= Requirements =
Turn every row below into a two-column Markdown table, with the row's number under "No." and its full line under "Line". Leave out blank lines.

Start Records for this task

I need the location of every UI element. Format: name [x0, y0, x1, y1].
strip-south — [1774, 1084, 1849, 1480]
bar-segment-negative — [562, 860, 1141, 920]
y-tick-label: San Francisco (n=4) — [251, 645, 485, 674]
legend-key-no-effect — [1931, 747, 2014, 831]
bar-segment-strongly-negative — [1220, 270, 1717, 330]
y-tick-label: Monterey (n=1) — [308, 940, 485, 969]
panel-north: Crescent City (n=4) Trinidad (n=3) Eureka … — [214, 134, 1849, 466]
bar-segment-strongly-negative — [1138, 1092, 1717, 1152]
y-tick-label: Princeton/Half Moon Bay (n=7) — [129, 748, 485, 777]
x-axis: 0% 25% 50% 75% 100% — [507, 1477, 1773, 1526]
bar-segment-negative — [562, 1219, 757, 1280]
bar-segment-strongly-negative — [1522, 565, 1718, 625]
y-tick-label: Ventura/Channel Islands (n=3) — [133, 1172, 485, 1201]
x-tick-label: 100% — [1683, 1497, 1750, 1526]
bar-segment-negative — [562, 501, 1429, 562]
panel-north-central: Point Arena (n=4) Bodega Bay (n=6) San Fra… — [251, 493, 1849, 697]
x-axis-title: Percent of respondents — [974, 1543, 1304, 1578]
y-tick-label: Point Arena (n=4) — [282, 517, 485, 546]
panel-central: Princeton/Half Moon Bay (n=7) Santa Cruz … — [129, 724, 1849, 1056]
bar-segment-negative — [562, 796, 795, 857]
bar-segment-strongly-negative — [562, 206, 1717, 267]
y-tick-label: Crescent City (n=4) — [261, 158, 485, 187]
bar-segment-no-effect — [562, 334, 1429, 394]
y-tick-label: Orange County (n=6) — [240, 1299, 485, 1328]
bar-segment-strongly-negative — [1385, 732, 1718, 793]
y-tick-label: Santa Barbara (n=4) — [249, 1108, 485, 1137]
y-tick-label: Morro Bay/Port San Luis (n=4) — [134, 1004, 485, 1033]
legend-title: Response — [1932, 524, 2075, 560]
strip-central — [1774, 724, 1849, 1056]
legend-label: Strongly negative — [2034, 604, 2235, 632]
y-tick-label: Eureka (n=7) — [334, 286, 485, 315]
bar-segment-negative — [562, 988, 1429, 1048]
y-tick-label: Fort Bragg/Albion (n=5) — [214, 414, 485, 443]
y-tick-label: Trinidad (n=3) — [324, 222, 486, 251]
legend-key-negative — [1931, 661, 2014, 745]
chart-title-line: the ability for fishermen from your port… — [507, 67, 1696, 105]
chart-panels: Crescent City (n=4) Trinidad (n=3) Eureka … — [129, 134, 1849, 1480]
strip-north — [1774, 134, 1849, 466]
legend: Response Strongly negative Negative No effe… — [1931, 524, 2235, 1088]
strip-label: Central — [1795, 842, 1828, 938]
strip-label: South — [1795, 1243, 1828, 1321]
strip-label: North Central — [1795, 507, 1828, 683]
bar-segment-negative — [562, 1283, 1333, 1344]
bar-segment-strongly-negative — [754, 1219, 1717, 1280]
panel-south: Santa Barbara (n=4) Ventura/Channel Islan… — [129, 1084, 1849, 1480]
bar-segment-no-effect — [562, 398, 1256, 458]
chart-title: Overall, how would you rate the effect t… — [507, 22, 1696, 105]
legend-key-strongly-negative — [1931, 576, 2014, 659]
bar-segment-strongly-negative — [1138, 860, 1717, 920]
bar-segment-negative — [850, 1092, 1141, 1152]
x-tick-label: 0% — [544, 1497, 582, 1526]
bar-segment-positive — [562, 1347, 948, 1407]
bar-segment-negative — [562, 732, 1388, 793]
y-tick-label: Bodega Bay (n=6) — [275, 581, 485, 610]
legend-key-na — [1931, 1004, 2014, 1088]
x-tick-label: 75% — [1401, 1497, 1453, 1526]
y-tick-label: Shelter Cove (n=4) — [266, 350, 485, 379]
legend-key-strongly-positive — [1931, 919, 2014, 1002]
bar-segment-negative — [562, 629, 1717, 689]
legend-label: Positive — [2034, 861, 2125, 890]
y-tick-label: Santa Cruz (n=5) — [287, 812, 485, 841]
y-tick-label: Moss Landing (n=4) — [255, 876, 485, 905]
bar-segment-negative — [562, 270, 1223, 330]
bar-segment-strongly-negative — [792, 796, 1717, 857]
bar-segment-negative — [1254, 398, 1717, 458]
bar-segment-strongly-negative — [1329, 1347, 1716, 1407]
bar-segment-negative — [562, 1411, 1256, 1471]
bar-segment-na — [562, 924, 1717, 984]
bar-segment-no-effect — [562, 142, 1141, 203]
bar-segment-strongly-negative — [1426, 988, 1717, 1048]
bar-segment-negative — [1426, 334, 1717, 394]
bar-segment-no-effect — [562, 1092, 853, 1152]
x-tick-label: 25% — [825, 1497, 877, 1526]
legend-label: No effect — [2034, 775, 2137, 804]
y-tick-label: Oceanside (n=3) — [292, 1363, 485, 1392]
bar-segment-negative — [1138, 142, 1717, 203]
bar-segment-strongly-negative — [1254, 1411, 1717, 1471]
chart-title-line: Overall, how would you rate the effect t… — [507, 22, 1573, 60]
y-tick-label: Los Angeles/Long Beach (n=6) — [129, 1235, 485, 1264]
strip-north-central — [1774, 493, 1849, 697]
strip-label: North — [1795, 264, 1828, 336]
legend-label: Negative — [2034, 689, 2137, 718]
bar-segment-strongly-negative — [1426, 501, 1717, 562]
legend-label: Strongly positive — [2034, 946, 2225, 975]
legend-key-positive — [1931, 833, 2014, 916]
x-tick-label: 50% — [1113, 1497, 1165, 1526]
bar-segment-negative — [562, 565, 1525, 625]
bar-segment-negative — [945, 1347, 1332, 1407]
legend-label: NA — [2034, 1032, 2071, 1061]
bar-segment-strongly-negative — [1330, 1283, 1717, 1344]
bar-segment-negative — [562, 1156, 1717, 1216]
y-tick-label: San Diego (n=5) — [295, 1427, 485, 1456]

End Records for this task

= Exercise solution =
| No. | Line |
|---|---|
| 1 | I need the location of every UI element. Format: name [x0, y0, x1, y1]. |
| 2 | strip-south — [1774, 1084, 1849, 1480] |
| 3 | bar-segment-negative — [562, 860, 1141, 920] |
| 4 | y-tick-label: San Francisco (n=4) — [251, 645, 485, 674] |
| 5 | legend-key-no-effect — [1931, 747, 2014, 831] |
| 6 | bar-segment-strongly-negative — [1220, 270, 1717, 330] |
| 7 | y-tick-label: Monterey (n=1) — [308, 940, 485, 969] |
| 8 | panel-north: Crescent City (n=4) Trinidad (n=3) Eureka … — [214, 134, 1849, 466] |
| 9 | bar-segment-strongly-negative — [1138, 1092, 1717, 1152] |
| 10 | y-tick-label: Princeton/Half Moon Bay (n=7) — [129, 748, 485, 777] |
| 11 | x-axis: 0% 25% 50% 75% 100% — [507, 1477, 1773, 1526] |
| 12 | bar-segment-negative — [562, 1219, 757, 1280] |
| 13 | bar-segment-strongly-negative — [1522, 565, 1718, 625] |
| 14 | y-tick-label: Ventura/Channel Islands (n=3) — [133, 1172, 485, 1201] |
| 15 | x-tick-label: 100% — [1683, 1497, 1750, 1526] |
| 16 | bar-segment-negative — [562, 501, 1429, 562] |
| 17 | panel-north-central: Point Arena (n=4) Bodega Bay (n=6) San Fra… — [251, 493, 1849, 697] |
| 18 | x-axis-title: Percent of respondents — [974, 1543, 1304, 1578] |
| 19 | y-tick-label: Point Arena (n=4) — [282, 517, 485, 546] |
| 20 | panel-central: Princeton/Half Moon Bay (n=7) Santa Cruz … — [129, 724, 1849, 1056] |
| 21 | bar-segment-negative — [562, 796, 795, 857] |
| 22 | bar-segment-strongly-negative — [562, 206, 1717, 267] |
| 23 | y-tick-label: Crescent City (n=4) — [261, 158, 485, 187] |
| 24 | bar-segment-no-effect — [562, 334, 1429, 394] |
| 25 | y-tick-label: Orange County (n=6) — [240, 1299, 485, 1328] |
| 26 | bar-segment-strongly-negative — [1385, 732, 1718, 793] |
| 27 | y-tick-label: Santa Barbara (n=4) — [249, 1108, 485, 1137] |
| 28 | y-tick-label: Morro Bay/Port San Luis (n=4) — [134, 1004, 485, 1033] |
| 29 | legend-title: Response — [1932, 524, 2075, 560] |
| 30 | strip-central — [1774, 724, 1849, 1056] |
| 31 | legend-label: Strongly negative — [2034, 604, 2235, 632] |
| 32 | y-tick-label: Eureka (n=7) — [334, 286, 485, 315] |
| 33 | bar-segment-negative — [562, 988, 1429, 1048] |
| 34 | y-tick-label: Fort Bragg/Albion (n=5) — [214, 414, 485, 443] |
| 35 | y-tick-label: Trinidad (n=3) — [324, 222, 486, 251] |
| 36 | legend-key-negative — [1931, 661, 2014, 745] |
| 37 | chart-title-line: the ability for fishermen from your port… — [507, 67, 1696, 105] |
| 38 | chart-panels: Crescent City (n=4) Trinidad (n=3) Eureka … — [129, 134, 1849, 1480] |
| 39 | strip-north — [1774, 134, 1849, 466] |
| 40 | legend: Response Strongly negative Negative No effe… — [1931, 524, 2235, 1088] |
| 41 | strip-label: Central — [1795, 842, 1828, 938] |
| 42 | strip-label: South — [1795, 1243, 1828, 1321] |
| 43 | strip-label: North Central — [1795, 507, 1828, 683] |
| 44 | bar-segment-negative — [562, 1283, 1333, 1344] |
| 45 | bar-segment-strongly-negative — [754, 1219, 1717, 1280] |
| 46 | panel-south: Santa Barbara (n=4) Ventura/Channel Islan… — [129, 1084, 1849, 1480] |
| 47 | bar-segment-no-effect — [562, 398, 1256, 458] |
| 48 | chart-title: Overall, how would you rate the effect t… — [507, 22, 1696, 105] |
| 49 | legend-key-strongly-negative — [1931, 576, 2014, 659] |
| 50 | bar-segment-strongly-negative — [1138, 860, 1717, 920] |
| 51 | bar-segment-negative — [850, 1092, 1141, 1152] |
| 52 | x-tick-label: 0% — [544, 1497, 582, 1526] |
| 53 | bar-segment-positive — [562, 1347, 948, 1407] |
| 54 | bar-segment-negative — [562, 732, 1388, 793] |
| 55 | y-tick-label: Bodega Bay (n=6) — [275, 581, 485, 610] |
| 56 | legend-key-na — [1931, 1004, 2014, 1088] |
| 57 | x-tick-label: 75% — [1401, 1497, 1453, 1526] |
| 58 | y-tick-label: Shelter Cove (n=4) — [266, 350, 485, 379] |
| 59 | legend-key-strongly-positive — [1931, 919, 2014, 1002] |
| 60 | bar-segment-negative — [562, 629, 1717, 689] |
| 61 | legend-label: Positive — [2034, 861, 2125, 890] |
| 62 | y-tick-label: Santa Cruz (n=5) — [287, 812, 485, 841] |
| 63 | y-tick-label: Moss Landing (n=4) — [255, 876, 485, 905] |
| 64 | bar-segment-negative — [562, 270, 1223, 330] |
| 65 | bar-segment-strongly-negative — [792, 796, 1717, 857] |
| 66 | bar-segment-negative — [1254, 398, 1717, 458] |
| 67 | bar-segment-strongly-negative — [1329, 1347, 1716, 1407] |
| 68 | bar-segment-negative — [562, 1411, 1256, 1471] |
| 69 | bar-segment-na — [562, 924, 1717, 984] |
| 70 | bar-segment-no-effect — [562, 142, 1141, 203] |
| 71 | bar-segment-strongly-negative — [1426, 988, 1717, 1048] |
| 72 | bar-segment-negative — [1426, 334, 1717, 394] |
| 73 | bar-segment-no-effect — [562, 1092, 853, 1152] |
| 74 | x-tick-label: 25% — [825, 1497, 877, 1526] |
| 75 | legend-label: No effect — [2034, 775, 2137, 804] |
| 76 | y-tick-label: Oceanside (n=3) — [292, 1363, 485, 1392] |
| 77 | bar-segment-negative — [1138, 142, 1717, 203] |
| 78 | bar-segment-strongly-negative — [1254, 1411, 1717, 1471] |
| 79 | chart-title-line: Overall, how would you rate the effect t… — [507, 22, 1573, 60] |
| 80 | y-tick-label: Los Angeles/Long Beach (n=6) — [129, 1235, 485, 1264] |
| 81 | strip-north-central — [1774, 493, 1849, 697] |
| 82 | strip-label: North — [1795, 264, 1828, 336] |
| 83 | legend-label: Negative — [2034, 689, 2137, 718] |
| 84 | bar-segment-strongly-negative — [1426, 501, 1717, 562] |
| 85 | legend-label: Strongly positive — [2034, 946, 2225, 975] |
| 86 | legend-key-positive — [1931, 833, 2014, 916] |
| 87 | x-tick-label: 50% — [1113, 1497, 1165, 1526] |
| 88 | bar-segment-negative — [562, 565, 1525, 625] |
| 89 | bar-segment-negative — [945, 1347, 1332, 1407] |
| 90 | legend-label: NA — [2034, 1032, 2071, 1061] |
| 91 | bar-segment-strongly-negative — [1330, 1283, 1717, 1344] |
| 92 | bar-segment-negative — [562, 1156, 1717, 1216] |
| 93 | y-tick-label: San Diego (n=5) — [295, 1427, 485, 1456] |